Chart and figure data
* * * *

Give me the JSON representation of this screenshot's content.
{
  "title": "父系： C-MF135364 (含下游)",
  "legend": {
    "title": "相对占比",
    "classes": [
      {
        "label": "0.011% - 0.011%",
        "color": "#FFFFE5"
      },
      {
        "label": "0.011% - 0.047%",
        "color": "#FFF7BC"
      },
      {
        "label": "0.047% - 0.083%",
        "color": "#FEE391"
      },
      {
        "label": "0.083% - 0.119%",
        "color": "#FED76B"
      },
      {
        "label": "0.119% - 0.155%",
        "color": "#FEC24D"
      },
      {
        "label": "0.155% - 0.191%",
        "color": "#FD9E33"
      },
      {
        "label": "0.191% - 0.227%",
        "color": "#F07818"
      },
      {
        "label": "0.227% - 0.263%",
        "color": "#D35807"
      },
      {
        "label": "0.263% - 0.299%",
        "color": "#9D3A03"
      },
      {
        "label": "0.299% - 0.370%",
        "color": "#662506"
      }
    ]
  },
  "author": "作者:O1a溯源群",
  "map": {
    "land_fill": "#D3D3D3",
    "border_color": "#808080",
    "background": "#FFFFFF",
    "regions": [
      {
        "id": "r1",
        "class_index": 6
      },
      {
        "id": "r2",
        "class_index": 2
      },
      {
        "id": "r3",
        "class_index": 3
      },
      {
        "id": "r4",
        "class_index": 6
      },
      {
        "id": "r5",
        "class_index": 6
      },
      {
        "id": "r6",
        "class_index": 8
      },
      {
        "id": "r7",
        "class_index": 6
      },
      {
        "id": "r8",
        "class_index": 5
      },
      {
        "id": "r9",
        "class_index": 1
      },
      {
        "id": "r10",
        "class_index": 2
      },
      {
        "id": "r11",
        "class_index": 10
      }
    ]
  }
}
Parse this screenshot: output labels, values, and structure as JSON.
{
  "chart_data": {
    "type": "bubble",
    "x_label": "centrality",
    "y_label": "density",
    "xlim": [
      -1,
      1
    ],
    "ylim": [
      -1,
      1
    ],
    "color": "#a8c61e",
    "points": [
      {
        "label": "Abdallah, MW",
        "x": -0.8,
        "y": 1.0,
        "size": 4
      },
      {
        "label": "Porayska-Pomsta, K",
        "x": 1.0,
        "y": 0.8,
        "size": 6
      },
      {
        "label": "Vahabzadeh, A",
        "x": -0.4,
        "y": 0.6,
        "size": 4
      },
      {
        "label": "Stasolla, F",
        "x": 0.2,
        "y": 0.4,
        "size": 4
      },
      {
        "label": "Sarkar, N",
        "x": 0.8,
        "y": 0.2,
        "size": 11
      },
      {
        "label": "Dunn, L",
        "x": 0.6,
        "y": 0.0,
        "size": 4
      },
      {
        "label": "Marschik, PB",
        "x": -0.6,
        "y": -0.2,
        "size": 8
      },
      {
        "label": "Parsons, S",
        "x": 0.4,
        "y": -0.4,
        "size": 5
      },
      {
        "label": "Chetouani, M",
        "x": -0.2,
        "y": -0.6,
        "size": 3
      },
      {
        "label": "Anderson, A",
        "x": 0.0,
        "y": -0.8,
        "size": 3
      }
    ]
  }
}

* * * *

#### WHAT IS BEING ASKED:
Using the listing above, return all lines where the word "screenshot" occurs.

#### ANSWER TO THIS EXERCISE:
Give me the JSON representation of this screenshot's content.
Parse this screenshot: output labels, values, and structure as JSON.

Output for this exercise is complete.